## Stored records
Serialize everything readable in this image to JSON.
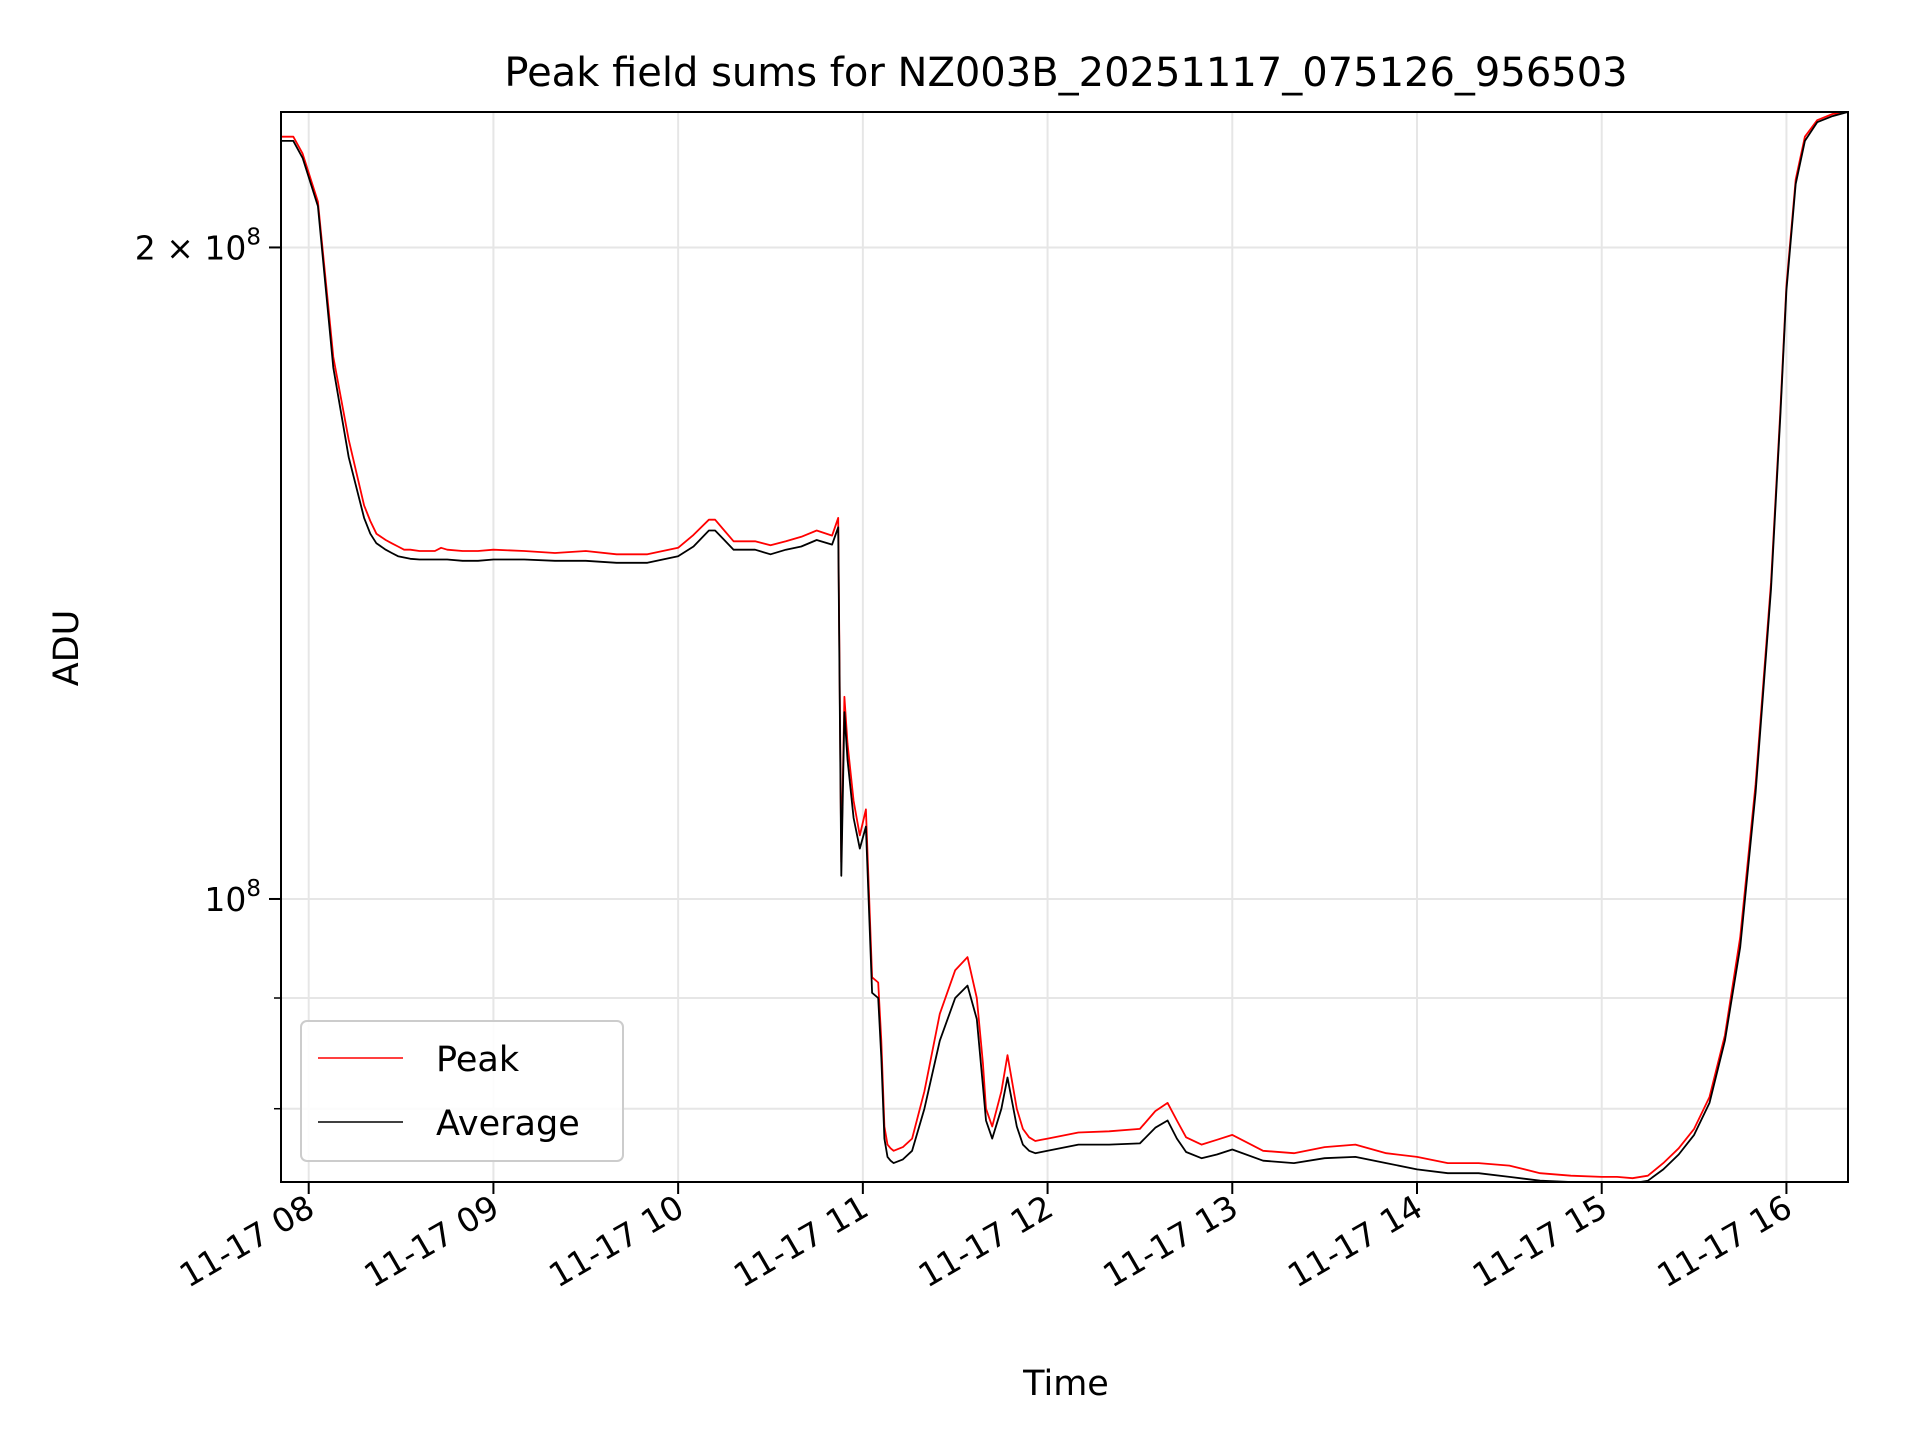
{
  "chart_data": {
    "type": "line",
    "title": "Peak field sums for NZ003B_20251117_075126_956503",
    "xlabel": "Time",
    "ylabel": "ADU",
    "x_axis": {
      "type": "datetime",
      "range": [
        "2025-11-17 07:51",
        "2025-11-17 16:20"
      ],
      "ticks": [
        "11-17 08",
        "11-17 09",
        "11-17 10",
        "11-17 11",
        "11-17 12",
        "11-17 13",
        "11-17 14",
        "11-17 15",
        "11-17 16"
      ]
    },
    "y_axis": {
      "scale": "log",
      "range": [
        74000000,
        231000000
      ],
      "major_ticks": [
        {
          "value": 100000000,
          "mantissa": "",
          "exponent": "8"
        },
        {
          "value": 200000000,
          "mantissa": "2 × ",
          "exponent": "8"
        }
      ],
      "minor_ticks": [
        80000000,
        90000000
      ]
    },
    "grid": true,
    "legend": {
      "position": "lower-left"
    },
    "series": [
      {
        "name": "Peak",
        "color": "#ff0000",
        "x": [
          "07:51",
          "07:55",
          "07:58",
          "08:03",
          "08:08",
          "08:13",
          "08:18",
          "08:20",
          "08:22",
          "08:25",
          "08:27",
          "08:29",
          "08:31",
          "08:33",
          "08:36",
          "08:41",
          "08:43",
          "08:45",
          "08:50",
          "08:55",
          "09:00",
          "09:10",
          "09:20",
          "09:30",
          "09:40",
          "09:50",
          "10:00",
          "10:05",
          "10:10",
          "10:12",
          "10:15",
          "10:18",
          "10:25",
          "10:30",
          "10:35",
          "10:40",
          "10:45",
          "10:50",
          "10:52",
          "10:53",
          "10:54",
          "10:55",
          "10:57",
          "10:59",
          "11:01",
          "11:03",
          "11:05",
          "11:06",
          "11:07",
          "11:08",
          "11:09",
          "11:10",
          "11:13",
          "11:16",
          "11:20",
          "11:25",
          "11:30",
          "11:34",
          "11:37",
          "11:39",
          "11:40",
          "11:42",
          "11:45",
          "11:47",
          "11:50",
          "11:52",
          "11:54",
          "11:56",
          "11:58",
          "12:00",
          "12:10",
          "12:20",
          "12:30",
          "12:35",
          "12:39",
          "12:42",
          "12:45",
          "12:50",
          "12:55",
          "13:00",
          "13:10",
          "13:20",
          "13:30",
          "13:40",
          "13:50",
          "14:00",
          "14:10",
          "14:20",
          "14:30",
          "14:40",
          "14:50",
          "15:00",
          "15:05",
          "15:10",
          "15:15",
          "15:20",
          "15:25",
          "15:30",
          "15:35",
          "15:40",
          "15:45",
          "15:50",
          "15:55",
          "15:58",
          "16:00",
          "16:03",
          "16:06",
          "16:10",
          "16:15",
          "16:20"
        ],
        "y": [
          225000000,
          225000000,
          221000000,
          210000000,
          178000000,
          163000000,
          152000000,
          149500000,
          147500000,
          146500000,
          146000000,
          145500000,
          145000000,
          145000000,
          144800000,
          144800000,
          145300000,
          145000000,
          144800000,
          144800000,
          145000000,
          144800000,
          144500000,
          144800000,
          144300000,
          144300000,
          145300000,
          147300000,
          149700000,
          149700000,
          148000000,
          146300000,
          146300000,
          145700000,
          146300000,
          147000000,
          148000000,
          147200000,
          150000000,
          104000000,
          124000000,
          118000000,
          111000000,
          107000000,
          110000000,
          92000000,
          91500000,
          86000000,
          78500000,
          77000000,
          76700000,
          76500000,
          76800000,
          77500000,
          81500000,
          88500000,
          92700000,
          94000000,
          90000000,
          84000000,
          80000000,
          78500000,
          81500000,
          84700000,
          80000000,
          78300000,
          77600000,
          77300000,
          77400000,
          77500000,
          78000000,
          78100000,
          78300000,
          79800000,
          80500000,
          79000000,
          77600000,
          77000000,
          77400000,
          77800000,
          76500000,
          76300000,
          76800000,
          77000000,
          76300000,
          76000000,
          75500000,
          75500000,
          75300000,
          74700000,
          74500000,
          74400000,
          74400000,
          74300000,
          74500000,
          75500000,
          76700000,
          78300000,
          81000000,
          86500000,
          96000000,
          113000000,
          140000000,
          168000000,
          192000000,
          215000000,
          225000000,
          229000000,
          230500000,
          231000000
        ]
      },
      {
        "name": "Average",
        "color": "#000000",
        "x": [
          "07:51",
          "07:55",
          "07:58",
          "08:03",
          "08:08",
          "08:13",
          "08:18",
          "08:20",
          "08:22",
          "08:25",
          "08:27",
          "08:29",
          "08:31",
          "08:33",
          "08:36",
          "08:41",
          "08:43",
          "08:45",
          "08:50",
          "08:55",
          "09:00",
          "09:10",
          "09:20",
          "09:30",
          "09:40",
          "09:50",
          "10:00",
          "10:05",
          "10:10",
          "10:12",
          "10:15",
          "10:18",
          "10:25",
          "10:30",
          "10:35",
          "10:40",
          "10:45",
          "10:50",
          "10:52",
          "10:53",
          "10:54",
          "10:55",
          "10:57",
          "10:59",
          "11:01",
          "11:03",
          "11:05",
          "11:06",
          "11:07",
          "11:08",
          "11:09",
          "11:10",
          "11:13",
          "11:16",
          "11:20",
          "11:25",
          "11:30",
          "11:34",
          "11:37",
          "11:39",
          "11:40",
          "11:42",
          "11:45",
          "11:47",
          "11:50",
          "11:52",
          "11:54",
          "11:56",
          "11:58",
          "12:00",
          "12:10",
          "12:20",
          "12:30",
          "12:35",
          "12:39",
          "12:42",
          "12:45",
          "12:50",
          "12:55",
          "13:00",
          "13:10",
          "13:20",
          "13:30",
          "13:40",
          "13:50",
          "14:00",
          "14:10",
          "14:20",
          "14:30",
          "14:40",
          "14:50",
          "15:00",
          "15:05",
          "15:10",
          "15:15",
          "15:20",
          "15:25",
          "15:30",
          "15:35",
          "15:40",
          "15:45",
          "15:50",
          "15:55",
          "15:58",
          "16:00",
          "16:03",
          "16:06",
          "16:10",
          "16:15",
          "16:20"
        ],
        "y": [
          224000000,
          224000000,
          220000000,
          209000000,
          176000000,
          160000000,
          150000000,
          147500000,
          146000000,
          145000000,
          144500000,
          144000000,
          143800000,
          143600000,
          143500000,
          143500000,
          143500000,
          143500000,
          143300000,
          143300000,
          143500000,
          143500000,
          143300000,
          143300000,
          143000000,
          143000000,
          144000000,
          145500000,
          148000000,
          148000000,
          146500000,
          145000000,
          145000000,
          144300000,
          145000000,
          145500000,
          146500000,
          145800000,
          148500000,
          102500000,
          122000000,
          116000000,
          109000000,
          105500000,
          108000000,
          90500000,
          90000000,
          84500000,
          77500000,
          76000000,
          75700000,
          75500000,
          75800000,
          76500000,
          80000000,
          86000000,
          90000000,
          91200000,
          88000000,
          82000000,
          79000000,
          77500000,
          80000000,
          82700000,
          78500000,
          77000000,
          76500000,
          76300000,
          76400000,
          76500000,
          77000000,
          77000000,
          77100000,
          78400000,
          79000000,
          77500000,
          76400000,
          75900000,
          76200000,
          76600000,
          75700000,
          75500000,
          75900000,
          76000000,
          75500000,
          75000000,
          74700000,
          74700000,
          74400000,
          74100000,
          74000000,
          73900000,
          73900000,
          73900000,
          74100000,
          75000000,
          76200000,
          77800000,
          80500000,
          86000000,
          95000000,
          112000000,
          139000000,
          167000000,
          191000000,
          214000000,
          224000000,
          228500000,
          230000000,
          231000000
        ]
      }
    ]
  }
}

## What the task requires
Scan the lines above for "Peak", then copy every one that has it.

## Exercise solution
    "title": "Peak field sums for NZ003B_20251117_075126_956503",
        "name": "Peak",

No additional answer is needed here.